● **What to work on**
Render the following material again verbatim, leaving nothing out.

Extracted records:
----

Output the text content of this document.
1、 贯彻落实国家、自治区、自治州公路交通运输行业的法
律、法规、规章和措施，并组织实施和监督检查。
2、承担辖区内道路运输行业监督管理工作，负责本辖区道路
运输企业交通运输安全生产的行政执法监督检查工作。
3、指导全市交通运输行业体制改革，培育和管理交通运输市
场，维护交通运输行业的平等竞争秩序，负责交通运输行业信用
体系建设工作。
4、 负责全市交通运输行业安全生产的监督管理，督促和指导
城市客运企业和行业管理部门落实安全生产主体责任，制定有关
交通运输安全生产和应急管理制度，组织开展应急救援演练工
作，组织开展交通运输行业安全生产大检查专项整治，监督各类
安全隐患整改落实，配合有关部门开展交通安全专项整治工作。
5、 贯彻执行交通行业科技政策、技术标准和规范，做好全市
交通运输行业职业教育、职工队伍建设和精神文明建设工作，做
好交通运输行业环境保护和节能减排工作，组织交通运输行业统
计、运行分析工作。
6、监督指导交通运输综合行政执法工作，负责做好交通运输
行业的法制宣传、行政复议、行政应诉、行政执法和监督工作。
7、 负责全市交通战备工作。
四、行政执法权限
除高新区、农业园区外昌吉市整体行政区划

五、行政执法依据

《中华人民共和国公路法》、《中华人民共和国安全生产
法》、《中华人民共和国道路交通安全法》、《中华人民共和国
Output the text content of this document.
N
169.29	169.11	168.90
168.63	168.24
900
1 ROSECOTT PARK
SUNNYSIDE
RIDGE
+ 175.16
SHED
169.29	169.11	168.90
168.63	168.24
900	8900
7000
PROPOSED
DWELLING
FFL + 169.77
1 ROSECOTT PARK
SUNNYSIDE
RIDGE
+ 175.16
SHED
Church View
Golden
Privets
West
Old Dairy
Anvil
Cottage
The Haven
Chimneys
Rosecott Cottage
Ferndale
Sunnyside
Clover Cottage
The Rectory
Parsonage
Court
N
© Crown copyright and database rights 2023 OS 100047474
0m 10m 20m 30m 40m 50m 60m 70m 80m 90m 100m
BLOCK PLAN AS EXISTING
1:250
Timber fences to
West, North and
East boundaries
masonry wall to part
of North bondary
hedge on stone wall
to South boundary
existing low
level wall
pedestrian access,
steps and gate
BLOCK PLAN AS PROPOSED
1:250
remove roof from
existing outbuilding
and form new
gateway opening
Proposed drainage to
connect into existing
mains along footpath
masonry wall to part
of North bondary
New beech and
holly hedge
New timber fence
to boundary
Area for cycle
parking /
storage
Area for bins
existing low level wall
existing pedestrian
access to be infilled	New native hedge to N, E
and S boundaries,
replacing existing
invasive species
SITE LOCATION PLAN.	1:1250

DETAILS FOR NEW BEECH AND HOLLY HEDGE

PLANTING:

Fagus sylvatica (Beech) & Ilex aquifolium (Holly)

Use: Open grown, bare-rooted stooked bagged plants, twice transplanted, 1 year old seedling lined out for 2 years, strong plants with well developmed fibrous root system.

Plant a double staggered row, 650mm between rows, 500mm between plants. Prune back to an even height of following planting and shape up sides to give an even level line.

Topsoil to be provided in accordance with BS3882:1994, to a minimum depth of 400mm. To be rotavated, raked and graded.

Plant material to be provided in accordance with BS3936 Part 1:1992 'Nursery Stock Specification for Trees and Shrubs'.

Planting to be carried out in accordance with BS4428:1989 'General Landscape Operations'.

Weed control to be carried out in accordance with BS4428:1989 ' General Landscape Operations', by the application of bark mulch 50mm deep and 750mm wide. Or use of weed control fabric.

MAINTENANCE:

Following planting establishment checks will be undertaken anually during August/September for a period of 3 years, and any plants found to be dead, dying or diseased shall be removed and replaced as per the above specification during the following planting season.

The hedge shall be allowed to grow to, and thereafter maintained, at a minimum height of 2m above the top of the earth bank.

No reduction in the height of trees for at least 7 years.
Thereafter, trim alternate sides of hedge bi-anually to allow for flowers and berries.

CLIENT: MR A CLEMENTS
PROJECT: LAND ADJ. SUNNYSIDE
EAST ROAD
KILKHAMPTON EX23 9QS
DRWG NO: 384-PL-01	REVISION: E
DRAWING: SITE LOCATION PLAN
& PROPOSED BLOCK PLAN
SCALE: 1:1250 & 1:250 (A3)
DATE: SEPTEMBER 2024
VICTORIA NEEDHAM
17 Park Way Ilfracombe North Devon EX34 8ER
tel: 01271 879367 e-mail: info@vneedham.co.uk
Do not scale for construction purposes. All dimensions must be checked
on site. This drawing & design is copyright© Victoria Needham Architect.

----

● **Written response**
Output the text content of this document.
1、 贯彻落实国家、自治区、自治州公路交通运输行业的法
律、法规、规章和措施，并组织实施和监督检查。
2、承担辖区内道路运输行业监督管理工作，负责本辖区道路
运输企业交通运输安全生产的行政执法监督检查工作。
3、指导全市交通运输行业体制改革，培育和管理交通运输市
场，维护交通运输行业的平等竞争秩序，负责交通运输行业信用
体系建设工作。
4、 负责全市交通运输行业安全生产的监督管理，督促和指导
城市客运企业和行业管理部门落实安全生产主体责任，制定有关
交通运输安全生产和应急管理制度，组织开展应急救援演练工
作，组织开展交通运输行业安全生产大检查专项整治，监督各类
安全隐患整改落实，配合有关部门开展交通安全专项整治工作。
5、 贯彻执行交通行业科技政策、技术标准和规范，做好全市
交通运输行业职业教育、职工队伍建设和精神文明建设工作，做
好交通运输行业环境保护和节能减排工作，组织交通运输行业统
计、运行分析工作。
6、监督指导交通运输综合行政执法工作，负责做好交通运输
行业的法制宣传、行政复议、行政应诉、行政执法和监督工作。
7、 负责全市交通战备工作。
四、行政执法权限
除高新区、农业园区外昌吉市整体行政区划

五、行政执法依据

《中华人民共和国公路法》、《中华人民共和国安全生产
法》、《中华人民共和国道路交通安全法》、《中华人民共和国
Output the text content of this document.
N
169.29	169.11	168.90
168.63	168.24
900
1 ROSECOTT PARK
SUNNYSIDE
RIDGE
+ 175.16
SHED
169.29	169.11	168.90
168.63	168.24
900	8900
7000
PROPOSED
DWELLING
FFL + 169.77
1 ROSECOTT PARK
SUNNYSIDE
RIDGE
+ 175.16
SHED
Church View
Golden
Privets
West
Old Dairy
Anvil
Cottage
The Haven
Chimneys
Rosecott Cottage
Ferndale
Sunnyside
Clover Cottage
The Rectory
Parsonage
Court
N
© Crown copyright and database rights 2023 OS 100047474
0m 10m 20m 30m 40m 50m 60m 70m 80m 90m 100m
BLOCK PLAN AS EXISTING
1:250
Timber fences to
West, North and
East boundaries
masonry wall to part
of North bondary
hedge on stone wall
to South boundary
existing low
level wall
pedestrian access,
steps and gate
BLOCK PLAN AS PROPOSED
1:250
remove roof from
existing outbuilding
and form new
gateway opening
Proposed drainage to
connect into existing
mains along footpath
masonry wall to part
of North bondary
New beech and
holly hedge
New timber fence
to boundary
Area for cycle
parking /
storage
Area for bins
existing low level wall
existing pedestrian
access to be infilled	New native hedge to N, E
and S boundaries,
replacing existing
invasive species
SITE LOCATION PLAN.	1:1250

DETAILS FOR NEW BEECH AND HOLLY HEDGE

PLANTING:

Fagus sylvatica (Beech) & Ilex aquifolium (Holly)

Use: Open grown, bare-rooted stooked bagged plants, twice transplanted, 1 year old seedling lined out for 2 years, strong plants with well developmed fibrous root system.

Plant a double staggered row, 650mm between rows, 500mm between plants. Prune back to an even height of following planting and shape up sides to give an even level line.

Topsoil to be provided in accordance with BS3882:1994, to a minimum depth of 400mm. To be rotavated, raked and graded.

Plant material to be provided in accordance with BS3936 Part 1:1992 'Nursery Stock Specification for Trees and Shrubs'.

Planting to be carried out in accordance with BS4428:1989 'General Landscape Operations'.

Weed control to be carried out in accordance with BS4428:1989 ' General Landscape Operations', by the application of bark mulch 50mm deep and 750mm wide. Or use of weed control fabric.

MAINTENANCE:

Following planting establishment checks will be undertaken anually during August/September for a period of 3 years, and any plants found to be dead, dying or diseased shall be removed and replaced as per the above specification during the following planting season.

The hedge shall be allowed to grow to, and thereafter maintained, at a minimum height of 2m above the top of the earth bank.

No reduction in the height of trees for at least 7 years.
Thereafter, trim alternate sides of hedge bi-anually to allow for flowers and berries.

CLIENT: MR A CLEMENTS
PROJECT: LAND ADJ. SUNNYSIDE
EAST ROAD
KILKHAMPTON EX23 9QS
DRWG NO: 384-PL-01	REVISION: E
DRAWING: SITE LOCATION PLAN
& PROPOSED BLOCK PLAN
SCALE: 1:1250 & 1:250 (A3)
DATE: SEPTEMBER 2024
VICTORIA NEEDHAM
17 Park Way Ilfracombe North Devon EX34 8ER
tel: 01271 879367 e-mail: info@vneedham.co.uk
Do not scale for construction purposes. All dimensions must be checked
on site. This drawing & design is copyright© Victoria Needham Architect.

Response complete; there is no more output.